# CHALLENGE
Return each line containing "with".

# SUPPLIED RECORDS
_____

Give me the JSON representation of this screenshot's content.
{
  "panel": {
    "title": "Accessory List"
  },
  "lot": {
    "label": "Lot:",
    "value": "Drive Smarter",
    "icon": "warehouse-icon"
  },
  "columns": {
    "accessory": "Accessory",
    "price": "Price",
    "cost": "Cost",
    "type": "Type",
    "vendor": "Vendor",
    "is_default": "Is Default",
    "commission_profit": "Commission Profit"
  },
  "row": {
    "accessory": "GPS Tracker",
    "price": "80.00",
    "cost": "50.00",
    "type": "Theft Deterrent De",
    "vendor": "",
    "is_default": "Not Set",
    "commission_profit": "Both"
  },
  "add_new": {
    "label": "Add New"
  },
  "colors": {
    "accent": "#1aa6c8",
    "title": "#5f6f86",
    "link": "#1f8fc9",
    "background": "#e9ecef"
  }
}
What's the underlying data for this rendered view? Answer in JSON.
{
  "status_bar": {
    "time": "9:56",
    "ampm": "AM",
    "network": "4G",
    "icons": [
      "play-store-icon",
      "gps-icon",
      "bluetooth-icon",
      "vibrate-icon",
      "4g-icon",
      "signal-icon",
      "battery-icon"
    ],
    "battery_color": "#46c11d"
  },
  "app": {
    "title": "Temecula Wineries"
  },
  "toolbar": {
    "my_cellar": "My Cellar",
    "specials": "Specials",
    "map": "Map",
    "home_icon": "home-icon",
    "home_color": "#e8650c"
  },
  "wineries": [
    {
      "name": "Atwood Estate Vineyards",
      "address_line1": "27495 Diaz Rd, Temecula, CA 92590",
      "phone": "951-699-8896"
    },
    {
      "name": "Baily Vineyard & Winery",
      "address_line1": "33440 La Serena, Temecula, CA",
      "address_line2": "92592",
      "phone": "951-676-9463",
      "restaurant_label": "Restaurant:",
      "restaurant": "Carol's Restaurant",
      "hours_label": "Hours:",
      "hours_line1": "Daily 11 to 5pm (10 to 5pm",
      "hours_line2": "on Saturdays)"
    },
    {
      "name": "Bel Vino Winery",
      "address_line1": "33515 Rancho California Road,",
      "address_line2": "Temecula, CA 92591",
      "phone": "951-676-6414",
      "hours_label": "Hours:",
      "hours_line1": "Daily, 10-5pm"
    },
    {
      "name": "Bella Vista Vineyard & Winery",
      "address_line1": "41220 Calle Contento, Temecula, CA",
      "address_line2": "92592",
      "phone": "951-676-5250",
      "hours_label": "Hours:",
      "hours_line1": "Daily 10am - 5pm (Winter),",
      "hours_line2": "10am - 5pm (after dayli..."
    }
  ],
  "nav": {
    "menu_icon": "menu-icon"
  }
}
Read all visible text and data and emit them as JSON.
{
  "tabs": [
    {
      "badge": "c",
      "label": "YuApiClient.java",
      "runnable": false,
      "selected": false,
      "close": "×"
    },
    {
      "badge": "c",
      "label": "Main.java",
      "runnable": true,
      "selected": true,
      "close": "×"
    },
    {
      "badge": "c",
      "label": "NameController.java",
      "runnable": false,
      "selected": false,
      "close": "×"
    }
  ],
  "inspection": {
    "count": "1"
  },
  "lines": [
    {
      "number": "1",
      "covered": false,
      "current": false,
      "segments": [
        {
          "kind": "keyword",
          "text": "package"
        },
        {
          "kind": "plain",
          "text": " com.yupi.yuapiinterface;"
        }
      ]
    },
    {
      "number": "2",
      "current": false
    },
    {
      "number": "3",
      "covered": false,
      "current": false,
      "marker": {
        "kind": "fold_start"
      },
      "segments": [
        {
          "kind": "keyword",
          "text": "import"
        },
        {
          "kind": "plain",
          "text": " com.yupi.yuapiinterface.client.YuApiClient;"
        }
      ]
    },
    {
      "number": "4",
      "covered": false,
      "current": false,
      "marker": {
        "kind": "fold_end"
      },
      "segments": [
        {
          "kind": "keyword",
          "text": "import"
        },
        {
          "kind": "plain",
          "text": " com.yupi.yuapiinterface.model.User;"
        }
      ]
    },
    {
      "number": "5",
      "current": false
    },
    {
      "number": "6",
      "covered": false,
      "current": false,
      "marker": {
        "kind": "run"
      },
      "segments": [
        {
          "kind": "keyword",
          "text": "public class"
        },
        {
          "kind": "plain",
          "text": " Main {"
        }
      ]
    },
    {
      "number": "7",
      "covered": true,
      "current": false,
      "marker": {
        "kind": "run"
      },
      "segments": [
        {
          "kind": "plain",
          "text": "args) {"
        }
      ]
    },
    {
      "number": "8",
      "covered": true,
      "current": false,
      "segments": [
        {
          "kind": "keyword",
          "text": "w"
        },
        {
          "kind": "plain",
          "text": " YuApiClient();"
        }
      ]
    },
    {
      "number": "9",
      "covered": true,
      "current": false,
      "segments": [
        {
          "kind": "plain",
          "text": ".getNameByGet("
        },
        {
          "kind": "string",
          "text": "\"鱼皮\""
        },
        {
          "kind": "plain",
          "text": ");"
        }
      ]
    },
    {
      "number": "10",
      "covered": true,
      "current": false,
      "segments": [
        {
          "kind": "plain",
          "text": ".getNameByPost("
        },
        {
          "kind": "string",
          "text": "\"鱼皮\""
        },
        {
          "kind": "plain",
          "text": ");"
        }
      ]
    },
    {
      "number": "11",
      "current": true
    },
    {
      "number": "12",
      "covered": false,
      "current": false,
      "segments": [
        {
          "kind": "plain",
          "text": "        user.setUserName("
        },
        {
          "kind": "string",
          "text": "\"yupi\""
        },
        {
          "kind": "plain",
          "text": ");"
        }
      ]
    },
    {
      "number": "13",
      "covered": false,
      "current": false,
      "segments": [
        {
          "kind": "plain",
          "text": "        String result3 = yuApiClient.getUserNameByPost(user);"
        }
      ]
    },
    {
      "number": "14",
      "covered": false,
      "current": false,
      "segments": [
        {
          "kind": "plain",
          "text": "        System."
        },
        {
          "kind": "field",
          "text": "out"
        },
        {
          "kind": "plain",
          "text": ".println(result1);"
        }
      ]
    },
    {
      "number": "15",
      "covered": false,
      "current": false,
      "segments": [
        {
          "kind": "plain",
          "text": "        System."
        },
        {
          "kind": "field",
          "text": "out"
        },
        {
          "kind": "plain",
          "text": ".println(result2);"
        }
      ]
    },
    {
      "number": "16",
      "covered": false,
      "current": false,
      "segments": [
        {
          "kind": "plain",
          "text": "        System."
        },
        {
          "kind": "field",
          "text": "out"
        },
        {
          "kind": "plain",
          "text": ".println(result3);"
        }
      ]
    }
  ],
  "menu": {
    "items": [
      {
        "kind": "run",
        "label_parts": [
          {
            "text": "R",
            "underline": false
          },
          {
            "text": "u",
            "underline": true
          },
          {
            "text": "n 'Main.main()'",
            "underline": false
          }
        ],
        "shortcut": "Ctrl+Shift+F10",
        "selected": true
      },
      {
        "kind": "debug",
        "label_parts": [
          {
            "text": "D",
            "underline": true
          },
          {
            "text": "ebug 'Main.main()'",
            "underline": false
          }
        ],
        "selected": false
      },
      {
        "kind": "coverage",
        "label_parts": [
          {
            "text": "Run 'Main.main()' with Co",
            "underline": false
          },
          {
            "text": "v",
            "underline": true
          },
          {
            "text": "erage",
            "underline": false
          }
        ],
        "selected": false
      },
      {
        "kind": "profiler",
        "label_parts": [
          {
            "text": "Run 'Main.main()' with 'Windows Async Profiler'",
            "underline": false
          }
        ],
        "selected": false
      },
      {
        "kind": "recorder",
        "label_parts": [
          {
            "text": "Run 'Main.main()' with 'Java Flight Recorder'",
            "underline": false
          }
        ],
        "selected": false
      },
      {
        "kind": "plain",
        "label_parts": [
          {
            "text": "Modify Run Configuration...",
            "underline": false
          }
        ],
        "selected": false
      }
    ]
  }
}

_____

# OUTPUT
            "text": "Run 'Main.main()' with Co",
            "text": "Run 'Main.main()' with 'Windows Async Profiler'",
            "text": "Run 'Main.main()' with 'Java Flight Recorder'",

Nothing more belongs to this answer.